Continue the 1933 article below on four Hollywood directors and the ills of the movies, starting right after its last sentence.

* [TEXT SEGMENT]:
● ● ● ●
Four Directors Tell What’s Wrong with the Movies (1933) 🇺🇸
Why aren’t there more movie hits? That’s what Hollywood is asking. And Ernst Lubitsch, Frank Borzage, Cecil B. DeMille and Mervyn Le Roy — all makers of hits — are here to tell why. Listen in and hear some frank talk!
by Sonia Lee
Do you go to the movies just to kill time — or do you “shop around” for pictures that will mean something to you afterward? If you are just a time-killer, don’t bother to read this article. This is for people who think about their movies, who want to understand the problems that Hollywood faces in making great pictures, and who want to help, if they can. — Editor.
More frequently, more sincerely, more searchingly than ever before, the thinking minds of Hollywood are asking: “What’s wrong with the movies?” Better acting cannot be found anywhere, and pictures, themselves, have reached a high artistic level — and yet people stay away from the movies. What are the screen’s weaknesses? Four of the outstanding directors — Ernst Lubitsch, Frank Borzage, Cecil B. De Mille and Mervyn Le Roy — put their fingers on ills from which Hollywood is suffering. Moreover, they prescribe remedies.
● ● ● ●
* [GIVEN DATA]:
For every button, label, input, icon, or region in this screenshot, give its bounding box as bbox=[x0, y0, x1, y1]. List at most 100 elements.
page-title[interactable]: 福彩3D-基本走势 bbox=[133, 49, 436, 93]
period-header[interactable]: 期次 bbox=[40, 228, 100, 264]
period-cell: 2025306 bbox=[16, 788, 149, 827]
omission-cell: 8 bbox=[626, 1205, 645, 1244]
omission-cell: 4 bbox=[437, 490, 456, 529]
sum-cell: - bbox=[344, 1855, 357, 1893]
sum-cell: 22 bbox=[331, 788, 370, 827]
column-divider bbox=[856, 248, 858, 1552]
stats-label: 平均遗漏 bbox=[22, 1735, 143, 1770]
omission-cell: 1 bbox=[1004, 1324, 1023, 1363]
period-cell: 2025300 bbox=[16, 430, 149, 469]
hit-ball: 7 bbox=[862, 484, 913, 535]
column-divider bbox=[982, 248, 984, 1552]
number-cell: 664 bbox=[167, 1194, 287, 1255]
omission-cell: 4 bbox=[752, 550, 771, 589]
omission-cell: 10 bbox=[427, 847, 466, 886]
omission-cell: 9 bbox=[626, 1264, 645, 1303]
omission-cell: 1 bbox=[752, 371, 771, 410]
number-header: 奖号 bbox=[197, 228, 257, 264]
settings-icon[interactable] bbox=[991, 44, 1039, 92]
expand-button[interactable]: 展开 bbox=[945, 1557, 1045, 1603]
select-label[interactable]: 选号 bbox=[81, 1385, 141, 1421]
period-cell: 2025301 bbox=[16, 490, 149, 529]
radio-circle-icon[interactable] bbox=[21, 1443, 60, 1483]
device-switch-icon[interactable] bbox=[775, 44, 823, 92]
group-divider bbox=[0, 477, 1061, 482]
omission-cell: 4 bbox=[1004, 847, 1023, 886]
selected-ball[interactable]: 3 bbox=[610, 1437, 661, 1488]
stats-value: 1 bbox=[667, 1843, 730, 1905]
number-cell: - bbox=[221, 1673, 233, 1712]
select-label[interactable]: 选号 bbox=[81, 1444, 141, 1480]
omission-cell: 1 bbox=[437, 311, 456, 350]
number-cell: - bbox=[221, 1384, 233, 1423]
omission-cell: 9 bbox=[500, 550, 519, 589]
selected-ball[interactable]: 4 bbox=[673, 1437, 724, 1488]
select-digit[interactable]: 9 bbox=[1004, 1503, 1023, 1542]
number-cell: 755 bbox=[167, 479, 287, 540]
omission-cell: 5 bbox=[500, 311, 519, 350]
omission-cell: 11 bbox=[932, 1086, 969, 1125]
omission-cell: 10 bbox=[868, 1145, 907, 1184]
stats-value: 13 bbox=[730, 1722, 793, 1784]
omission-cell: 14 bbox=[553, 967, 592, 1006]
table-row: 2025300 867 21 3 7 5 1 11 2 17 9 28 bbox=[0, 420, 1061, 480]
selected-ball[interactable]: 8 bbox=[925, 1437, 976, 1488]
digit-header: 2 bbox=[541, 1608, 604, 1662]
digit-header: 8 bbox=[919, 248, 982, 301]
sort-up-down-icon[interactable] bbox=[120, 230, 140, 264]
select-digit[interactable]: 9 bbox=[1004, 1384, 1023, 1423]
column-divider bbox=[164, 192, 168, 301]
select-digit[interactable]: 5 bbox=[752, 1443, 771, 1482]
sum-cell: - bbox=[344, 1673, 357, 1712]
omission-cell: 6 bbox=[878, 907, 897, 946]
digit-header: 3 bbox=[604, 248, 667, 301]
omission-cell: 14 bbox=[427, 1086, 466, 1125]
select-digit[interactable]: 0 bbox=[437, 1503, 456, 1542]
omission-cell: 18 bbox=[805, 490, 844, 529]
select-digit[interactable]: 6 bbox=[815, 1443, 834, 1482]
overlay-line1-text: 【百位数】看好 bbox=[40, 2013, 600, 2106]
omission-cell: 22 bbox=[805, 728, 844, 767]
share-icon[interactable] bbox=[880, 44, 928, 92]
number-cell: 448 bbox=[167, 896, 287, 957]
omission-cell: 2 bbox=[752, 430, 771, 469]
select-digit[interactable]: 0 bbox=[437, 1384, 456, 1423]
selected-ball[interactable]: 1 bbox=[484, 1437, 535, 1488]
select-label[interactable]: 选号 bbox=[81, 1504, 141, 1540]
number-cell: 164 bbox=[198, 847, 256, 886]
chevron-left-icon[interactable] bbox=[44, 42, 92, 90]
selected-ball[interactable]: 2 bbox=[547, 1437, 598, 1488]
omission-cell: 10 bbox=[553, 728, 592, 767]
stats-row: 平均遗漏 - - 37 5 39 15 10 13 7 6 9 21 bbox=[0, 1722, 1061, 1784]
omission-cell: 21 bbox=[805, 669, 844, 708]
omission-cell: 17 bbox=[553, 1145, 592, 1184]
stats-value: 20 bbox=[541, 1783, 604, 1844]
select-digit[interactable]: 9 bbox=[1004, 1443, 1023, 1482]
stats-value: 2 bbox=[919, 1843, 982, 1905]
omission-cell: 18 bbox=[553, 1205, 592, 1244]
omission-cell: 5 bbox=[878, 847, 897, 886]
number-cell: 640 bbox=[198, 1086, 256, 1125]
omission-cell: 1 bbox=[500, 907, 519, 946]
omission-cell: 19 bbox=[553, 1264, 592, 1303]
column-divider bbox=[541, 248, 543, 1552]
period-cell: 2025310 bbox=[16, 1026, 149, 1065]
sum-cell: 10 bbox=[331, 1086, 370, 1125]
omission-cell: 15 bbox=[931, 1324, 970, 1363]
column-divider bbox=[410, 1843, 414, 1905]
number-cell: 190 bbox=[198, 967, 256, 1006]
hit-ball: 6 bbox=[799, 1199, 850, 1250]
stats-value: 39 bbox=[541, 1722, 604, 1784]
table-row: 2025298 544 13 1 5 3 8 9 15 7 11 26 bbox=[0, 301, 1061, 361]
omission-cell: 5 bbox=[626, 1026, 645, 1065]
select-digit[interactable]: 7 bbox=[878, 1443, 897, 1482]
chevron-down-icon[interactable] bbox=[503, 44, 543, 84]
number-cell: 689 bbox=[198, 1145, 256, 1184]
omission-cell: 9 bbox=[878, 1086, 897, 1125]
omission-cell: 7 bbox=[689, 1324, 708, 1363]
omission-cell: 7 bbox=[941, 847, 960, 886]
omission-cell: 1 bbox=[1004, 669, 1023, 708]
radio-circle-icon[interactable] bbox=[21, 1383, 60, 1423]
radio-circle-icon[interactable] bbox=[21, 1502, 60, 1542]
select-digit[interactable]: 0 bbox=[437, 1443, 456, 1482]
● ● ● ●
* [THE REPLY]:
Overwhelming problems have not suddenly assailed the screen, nor have self-appointed critics in superabundant numbers suddenly fallen upon it. Rather, the present business standstill has aggravated and disclosed certain definite weaknesses in the industry that were ignored in the prosperous days. These weaknesses have become glaringly evident and have contributed in no small measure to the acute difficulties in which studios find themselves to-day — difficulties that threaten their very existence.
What the Movies Need
These four directors, who know their movies, recommend: The ending of the present czaristic producer system, which delegates to five men the power to determine what one hundred and twenty million people are to see in motion picture theatres.
- Undivided responsibility during the making of a picture — with definite control vested in the director. This would mark the end of the present iniquitous supervisor system.
- The unit system of production — with individual producers making pictures for release through the parent studio. The reduction of huge salaries, with a sane decrease in production costs.
- A new method of selecting screen material — with producers and directors of proven ability given the privilege of making any story that appeals to them.
- Improvement of the casting system — with more attention given to the filling of small roles.
- The suppression of the present practice of assigning several writers to the preparation of one story.
- Closer cooperation between the distribution department, which sells the pictures, and the production department, which makes them.
- A decrease in the number of routine and meaningless pictures.
- Presentation of pictures on a legitimate theatre time schedule, with intermissions between each showing — and no admissions during the screening.
- Classification of city theatres — cataloguing them according to the type of picture shown. Certain ones would then screen comedy exclusively, others intimate drama, and still others spectacular productions.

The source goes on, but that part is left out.